Scenes of Carefree Dreams Chisayo NAKATA Solo Exhibition

“Even with a busy daily life, you must not forget the freedom of your soul.” For many years, Chisayo Nakata worked alone, managing a Chinese
restaurant in Ozu, Ehime Prefecture. It wasn’t until the age of 70 that she began focusing on painting. Finding joy painting pictures as a member of
the art club in high school, Nakata never stopped painting, despite her busy schedule operating the restaurant. She talks about the joy of working
on oil paintings long into the night after closing up the restaurant. Nakata’s landscapes are full of imagination and imagery drawn from a world of
fairy tales. Full of passion for the carefree act of creation, the works strike the viewer with a sense of longing, like fading dreams that feel as though
they are being lost to a busy reality. This exhibition includes the Pleiades series (in which flowers floating in space depict souls rising to the heavens)
along with other works that take a surreal approach in depicting the ocean floor. With an innocent sentimentality, the captivating paintings on display
can be both enjoyed by adults and children alike.

^^^^^^^^^^^^^^^^

• STATED TASK
Please revise the exhibition description from "along with other" up to and including "and children alike.", changing "ocean floor" to "seabed".

^^^^^^^^^^^^^^^^

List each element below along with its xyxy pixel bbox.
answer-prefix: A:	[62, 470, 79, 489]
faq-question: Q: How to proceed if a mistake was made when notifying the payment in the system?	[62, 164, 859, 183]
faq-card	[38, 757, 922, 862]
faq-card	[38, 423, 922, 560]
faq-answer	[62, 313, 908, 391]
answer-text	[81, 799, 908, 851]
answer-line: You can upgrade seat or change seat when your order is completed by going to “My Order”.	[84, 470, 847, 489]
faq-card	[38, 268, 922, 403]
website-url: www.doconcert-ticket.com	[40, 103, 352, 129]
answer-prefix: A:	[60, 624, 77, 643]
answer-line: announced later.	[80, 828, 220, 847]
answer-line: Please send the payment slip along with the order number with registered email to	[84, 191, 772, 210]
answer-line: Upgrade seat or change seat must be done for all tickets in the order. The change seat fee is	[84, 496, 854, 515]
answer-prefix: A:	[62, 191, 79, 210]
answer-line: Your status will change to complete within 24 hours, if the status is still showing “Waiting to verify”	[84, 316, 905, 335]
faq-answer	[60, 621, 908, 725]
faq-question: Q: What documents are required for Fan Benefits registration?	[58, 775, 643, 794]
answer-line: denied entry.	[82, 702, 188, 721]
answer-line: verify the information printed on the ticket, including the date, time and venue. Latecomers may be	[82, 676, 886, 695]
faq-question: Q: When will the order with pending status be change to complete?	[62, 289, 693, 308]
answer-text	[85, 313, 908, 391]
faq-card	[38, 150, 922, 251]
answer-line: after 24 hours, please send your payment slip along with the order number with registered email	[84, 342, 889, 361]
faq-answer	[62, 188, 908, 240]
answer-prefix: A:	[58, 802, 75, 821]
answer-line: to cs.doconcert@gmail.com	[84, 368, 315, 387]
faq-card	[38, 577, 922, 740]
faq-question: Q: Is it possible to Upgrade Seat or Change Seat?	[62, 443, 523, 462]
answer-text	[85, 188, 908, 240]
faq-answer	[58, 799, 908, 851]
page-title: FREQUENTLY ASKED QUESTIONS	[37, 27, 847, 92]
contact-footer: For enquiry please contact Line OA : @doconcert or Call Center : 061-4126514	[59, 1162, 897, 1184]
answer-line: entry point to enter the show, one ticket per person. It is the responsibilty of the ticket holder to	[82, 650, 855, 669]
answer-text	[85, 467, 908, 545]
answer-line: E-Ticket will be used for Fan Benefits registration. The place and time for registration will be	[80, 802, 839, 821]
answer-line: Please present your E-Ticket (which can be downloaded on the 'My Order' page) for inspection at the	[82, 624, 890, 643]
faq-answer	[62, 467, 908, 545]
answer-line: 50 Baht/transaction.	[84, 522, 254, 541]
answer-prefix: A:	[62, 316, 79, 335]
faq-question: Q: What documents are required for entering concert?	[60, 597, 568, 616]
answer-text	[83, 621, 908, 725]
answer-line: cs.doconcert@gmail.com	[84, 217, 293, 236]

^^^^^^^^^^^^^^^^

• FINISHED ANSWER
along with other works that take a surreal approach in depicting the seabed. With an innocent sentimentality, the captivating paintings on display
can be both enjoyed by adults and children alike.